→ **Input for this task**
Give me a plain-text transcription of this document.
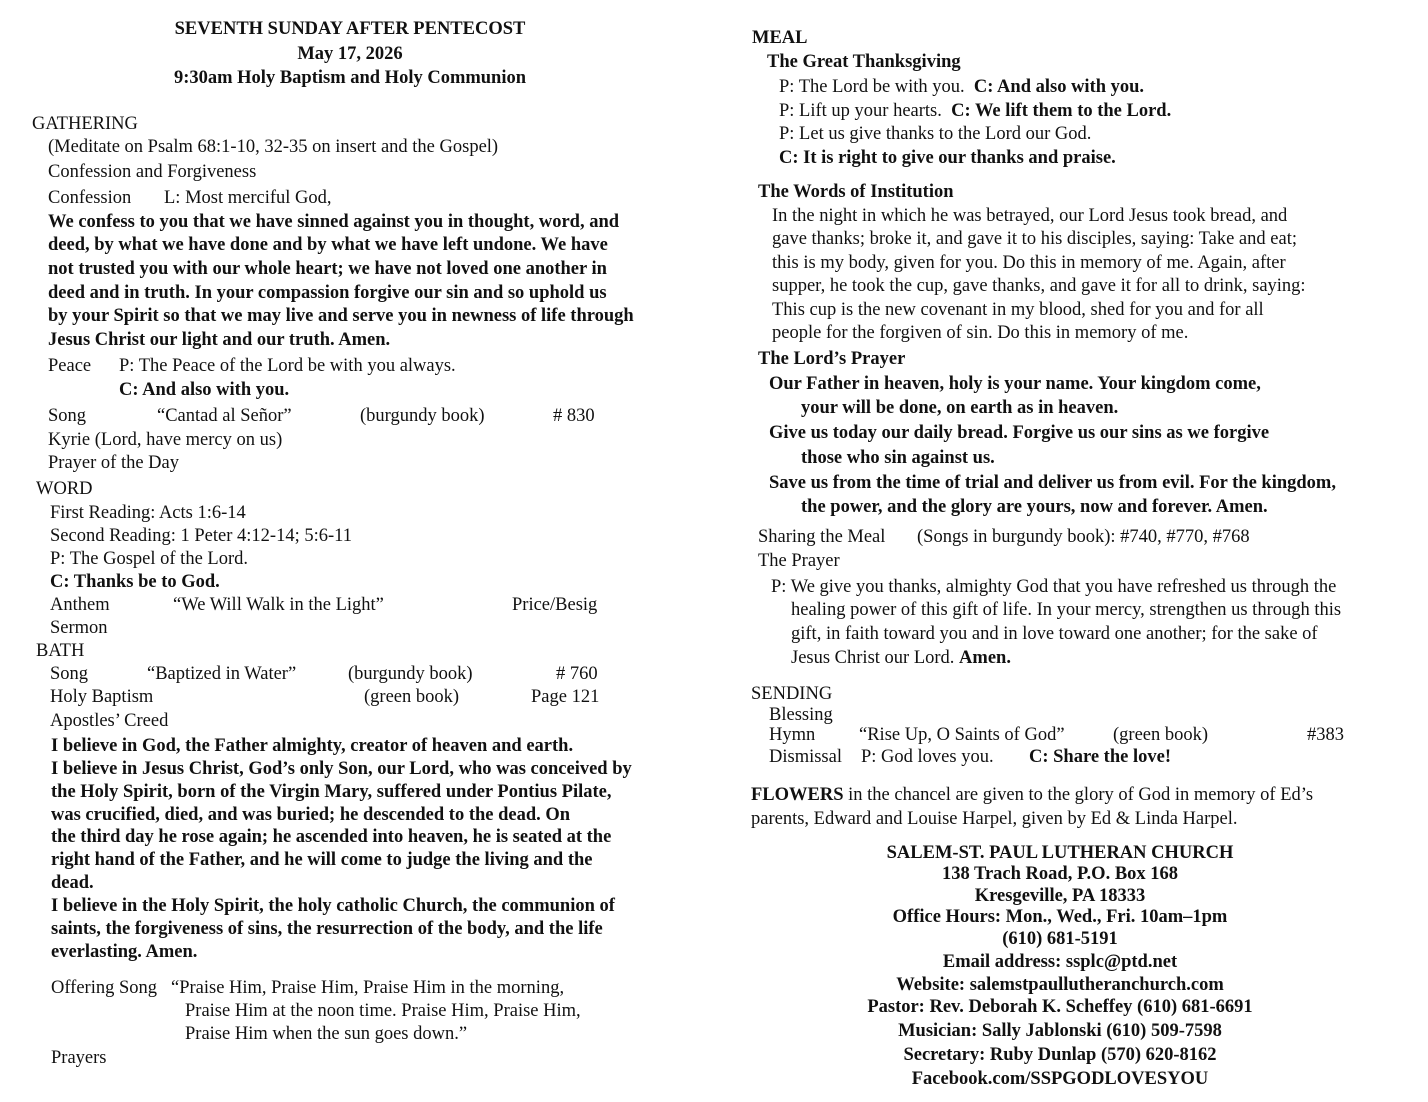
SEVENTH SUNDAY AFTER PENTECOST
May 17, 2026
9:30am Holy Baptism and Holy Communion
GATHERING
(Meditate on Psalm 68:1-10, 32-35 on insert and the Gospel)
Confession and Forgiveness
Confession L: Most merciful God,
We confess to you that we have sinned against you in thought, word, and
deed, by what we have done and by what we have left undone. We have
not trusted you with our whole heart; we have not loved one another in
deed and in truth. In your compassion forgive our sin and so uphold us
by your Spirit so that we may live and serve you in newness of life through
Jesus Christ our light and our truth. Amen.
Peace P: The Peace of the Lord be with you always.
C: And also with you.
Song	“Cantad al Señor”	(burgundy book)	# 830
Kyrie (Lord, have mercy on us)
Prayer of the Day
WORD
First Reading: Acts 1:6-14
Second Reading: 1 Peter 4:12-14; 5:6-11
P: The Gospel of the Lord.
C: Thanks be to God.
Anthem	“We Will Walk in the Light”	Price/Besig
Sermon
BATH
Song	“Baptized in Water”	(burgundy book)	# 760
Holy Baptism	(green book)	Page 121
Apostles’ Creed
I believe in God, the Father almighty, creator of heaven and earth.
I believe in Jesus Christ, God’s only Son, our Lord, who was conceived by
the Holy Spirit, born of the Virgin Mary, suffered under Pontius Pilate,
was crucified, died, and was buried; he descended to the dead. On
the third day he rose again; he ascended into heaven, he is seated at the
right hand of the Father, and he will come to judge the living and the
dead.
I believe in the Holy Spirit, the holy catholic Church, the communion of
saints, the forgiveness of sins, the resurrection of the body, and the life
everlasting. Amen.
Offering Song “Praise Him, Praise Him, Praise Him in the morning,
Praise Him at the noon time. Praise Him, Praise Him,
Praise Him when the sun goes down.”
Prayers
MEAL
The Great Thanksgiving
P: The Lord be with you. C: And also with you.
P: Lift up your hearts. C: We lift them to the Lord.
P: Let us give thanks to the Lord our God.
C: It is right to give our thanks and praise.
The Words of Institution
In the night in which he was betrayed, our Lord Jesus took bread, and
gave thanks; broke it, and gave it to his disciples, saying: Take and eat;
this is my body, given for you. Do this in memory of me. Again, after
supper, he took the cup, gave thanks, and gave it for all to drink, saying:
This cup is the new covenant in my blood, shed for you and for all
people for the forgiven of sin. Do this in memory of me.
The Lord’s Prayer
Our Father in heaven, holy is your name. Your kingdom come,
your will be done, on earth as in heaven.
Give us today our daily bread. Forgive us our sins as we forgive
those who sin against us.
Save us from the time of trial and deliver us from evil. For the kingdom,
the power, and the glory are yours, now and forever. Amen.
Sharing the Meal (Songs in burgundy book): #740, #770, #768
The Prayer
P: We give you thanks, almighty God that you have refreshed us through the
healing power of this gift of life. In your mercy, strengthen us through this
gift, in faith toward you and in love toward one another; for the sake of
Jesus Christ our Lord. Amen.
SENDING
Blessing
Hymn “Rise Up, O Saints of God”	(green book)	#383
Dismissal P: God loves you. C: Share the love!
FLOWERS in the chancel are given to the glory of God in memory of Ed’s
parents, Edward and Louise Harpel, given by Ed & Linda Harpel.
SALEM-ST. PAUL LUTHERAN CHURCH
138 Trach Road, P.O. Box 168
Kresgeville, PA 18333
Office Hours: Mon., Wed., Fri. 10am–1pm
(610) 681-5191
Email address: ssplc@ptd.net
Website: salemstpaullutheranchurch.com
Pastor: Rev. Deborah K. Scheffey (610) 681-6691
Musician: Sally Jablonski (610) 509-7598
Secretary: Ruby Dunlap (570) 620-8162
Facebook.com/SSPGODLOVESYOU
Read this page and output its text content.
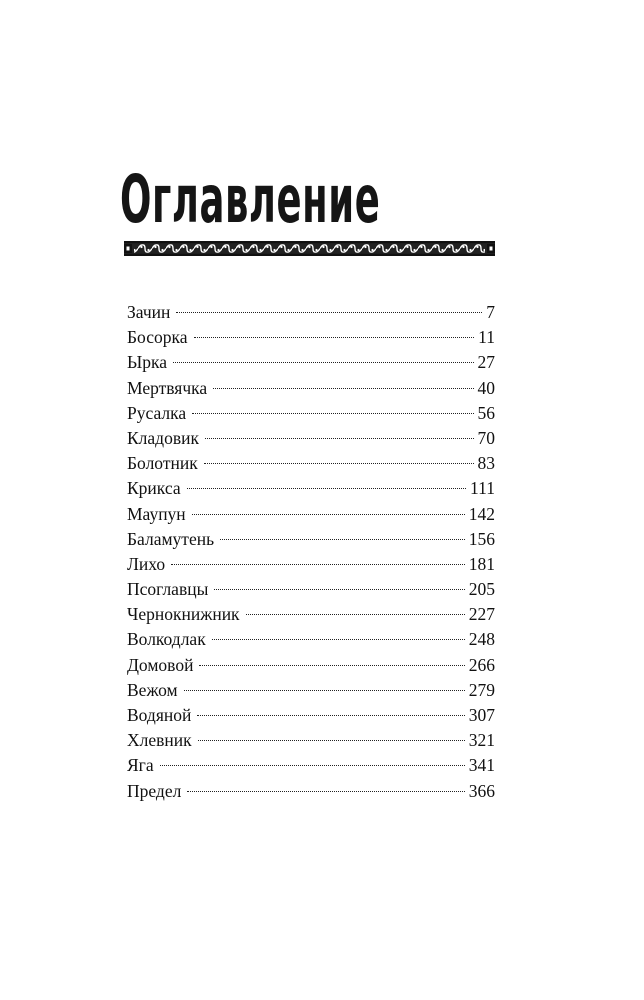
Оглавление
Зачин	7
Босорка	11
Ырка	27
Мертвячка	40
Русалка	56
Кладовик	70
Болотник	83
Крикса	111
Маупун	142
Баламутень	156
Лихо	181
Псоглавцы	205
Чернокнижник	227
Волкодлак	248
Домовой	266
Вежом	279
Водяной	307
Хлевник	321
Яга	341
Предел	366
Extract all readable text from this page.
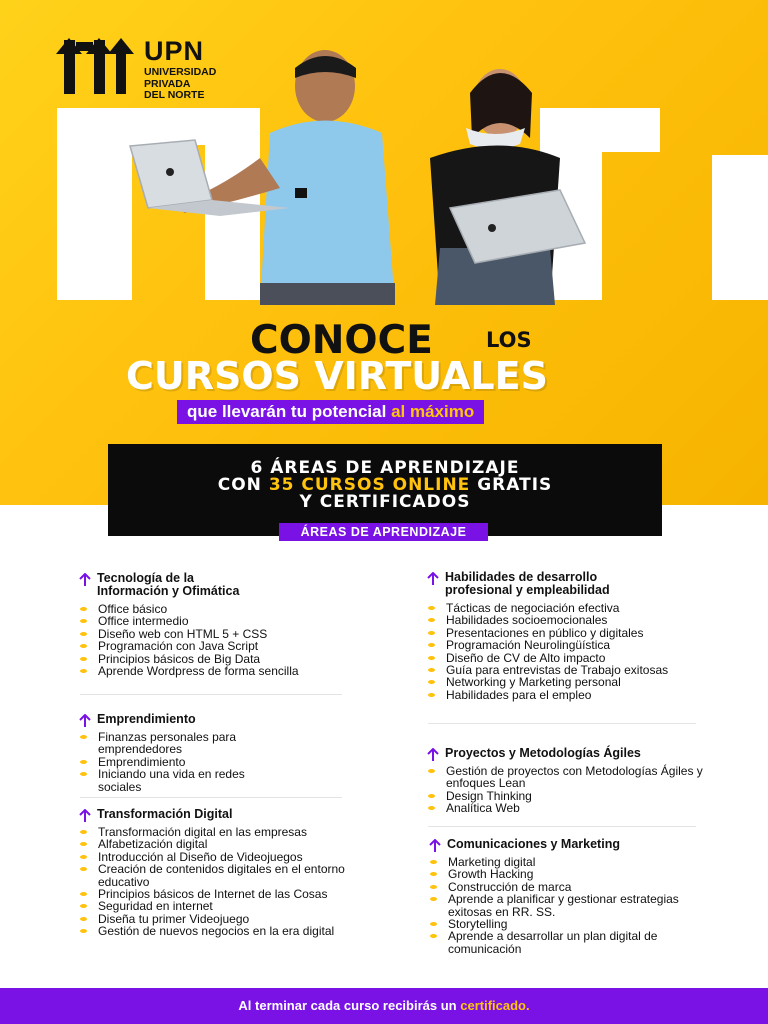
UPN
UNIVERSIDAD
PRIVADA
DEL NORTE
CONOCE	LOS
CURSOS VIRTUALES
que llevarán tu potencial al máximo
6 ÁREAS DE APRENDIZAJE
CON 35 CURSOS ONLINE GRATIS
Y CERTIFICADOS
ÁREAS DE APRENDIZAJE
Tecnología de la
Información y Ofimática
Office básico
Office intermedio
Diseño web con HTML 5 + CSS
Programación con Java Script
Principios básicos de Big Data
Aprende Wordpress de forma sencilla
Emprendimiento
Finanzas personales para emprendedores
Emprendimiento
Iniciando una vida en redes sociales
Transformación Digital
Transformación digital en las empresas
Alfabetización digital
Introducción al Diseño de Videojuegos
Creación de contenidos digitales en el entorno educativo
Principios básicos de Internet de las Cosas
Seguridad en internet
Diseña tu primer Videojuego
Gestión de nuevos negocios en la era digital
Habilidades de desarrollo
profesional y empleabilidad
Tácticas de negociación efectiva
Habilidades socioemocionales
Presentaciones en público y digitales
Programación Neurolingüística
Diseño de CV de Alto impacto
Guía para entrevistas de Trabajo exitosas
Networking y Marketing personal
Habilidades para el empleo
Proyectos y Metodologías Ágiles
Gestión de proyectos con Metodologías Ágiles y enfoques Lean
Design Thinking
Analítica Web
Comunicaciones y Marketing
Marketing digital
Growth Hacking
Construcción de marca
Aprende a planificar y gestionar estrategias exitosas en RR. SS.
Storytelling
Aprende a desarrollar un plan digital de comunicación
Al terminar cada curso recibirás un certificado.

→ **Aim of the task**
Write out every line of the entries that holds the word "truth".

→ **Full answer**
deed and in truth. In your compassion forgive our sin and so uphold us
Jesus Christ our light and our truth. Amen.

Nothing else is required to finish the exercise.